■ Required work:
Return the whole listing, keeping every character the same.

⁂

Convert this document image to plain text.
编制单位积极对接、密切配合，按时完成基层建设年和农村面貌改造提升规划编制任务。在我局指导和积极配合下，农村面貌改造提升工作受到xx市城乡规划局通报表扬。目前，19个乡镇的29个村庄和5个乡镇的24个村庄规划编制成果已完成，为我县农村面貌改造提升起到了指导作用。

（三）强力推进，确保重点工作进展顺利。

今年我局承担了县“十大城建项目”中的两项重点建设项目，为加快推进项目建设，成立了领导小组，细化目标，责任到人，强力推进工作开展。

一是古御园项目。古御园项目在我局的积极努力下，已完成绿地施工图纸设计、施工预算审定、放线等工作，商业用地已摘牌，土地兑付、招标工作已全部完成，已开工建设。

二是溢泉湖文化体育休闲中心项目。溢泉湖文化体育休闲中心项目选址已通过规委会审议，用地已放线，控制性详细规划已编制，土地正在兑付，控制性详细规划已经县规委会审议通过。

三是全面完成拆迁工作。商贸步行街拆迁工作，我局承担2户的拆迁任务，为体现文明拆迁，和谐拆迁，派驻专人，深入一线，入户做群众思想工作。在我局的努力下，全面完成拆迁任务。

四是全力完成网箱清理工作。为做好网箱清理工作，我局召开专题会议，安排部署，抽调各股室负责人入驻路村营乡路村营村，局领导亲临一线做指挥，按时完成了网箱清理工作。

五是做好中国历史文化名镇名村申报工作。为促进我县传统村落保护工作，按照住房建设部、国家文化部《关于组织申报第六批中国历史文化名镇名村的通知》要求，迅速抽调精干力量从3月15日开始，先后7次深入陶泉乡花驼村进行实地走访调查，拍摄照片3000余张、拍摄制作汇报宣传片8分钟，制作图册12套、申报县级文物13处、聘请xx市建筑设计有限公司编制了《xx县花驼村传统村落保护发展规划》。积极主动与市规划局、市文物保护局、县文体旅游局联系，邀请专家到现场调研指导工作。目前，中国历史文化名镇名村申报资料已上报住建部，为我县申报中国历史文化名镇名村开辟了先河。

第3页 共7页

⁂

■ Solution:
Convert this document image to plain text.
编制单位积极对接、密切配合，按时完成基层建设年和农村面貌改造提升规划编制任务。在我局指导和积极配合下，农村面貌改造提升工作受到xx市城乡规划局通报表扬。目前，19个乡镇的29个村庄和5个乡镇的24个村庄规划编制成果已完成，为我县农村面貌改造提升起到了指导作用。

（三）强力推进，确保重点工作进展顺利。

今年我局承担了县“十大城建项目”中的两项重点建设项目，为加快推进项目建设，成立了领导小组，细化目标，责任到人，强力推进工作开展。

一是古御园项目。古御园项目在我局的积极努力下，已完成绿地施工图纸设计、施工预算审定、放线等工作，商业用地已摘牌，土地兑付、招标工作已全部完成，已开工建设。

二是溢泉湖文化体育休闲中心项目。溢泉湖文化体育休闲中心项目选址已通过规委会审议，用地已放线，控制性详细规划已编制，土地正在兑付，控制性详细规划已经县规委会审议通过。

三是全面完成拆迁工作。商贸步行街拆迁工作，我局承担2户的拆迁任务，为体现文明拆迁，和谐拆迁，派驻专人，深入一线，入户做群众思想工作。在我局的努力下，全面完成拆迁任务。

四是全力完成网箱清理工作。为做好网箱清理工作，我局召开专题会议，安排部署，抽调各股室负责人入驻路村营乡路村营村，局领导亲临一线做指挥，按时完成了网箱清理工作。

五是做好中国历史文化名镇名村申报工作。为促进我县传统村落保护工作，按照住房建设部、国家文化部《关于组织申报第六批中国历史文化名镇名村的通知》要求，迅速抽调精干力量从3月15日开始，先后7次深入陶泉乡花驼村进行实地走访调查，拍摄照片3000余张、拍摄制作汇报宣传片8分钟，制作图册12套、申报县级文物13处、聘请xx市建筑设计有限公司编制了《xx县花驼村传统村落保护发展规划》。积极主动与市规划局、市文物保护局、县文体旅游局联系，邀请专家到现场调研指导工作。目前，中国历史文化名镇名村申报资料已上报住建部，为我县申报中国历史文化名镇名村开辟了先河。

第3页 共7页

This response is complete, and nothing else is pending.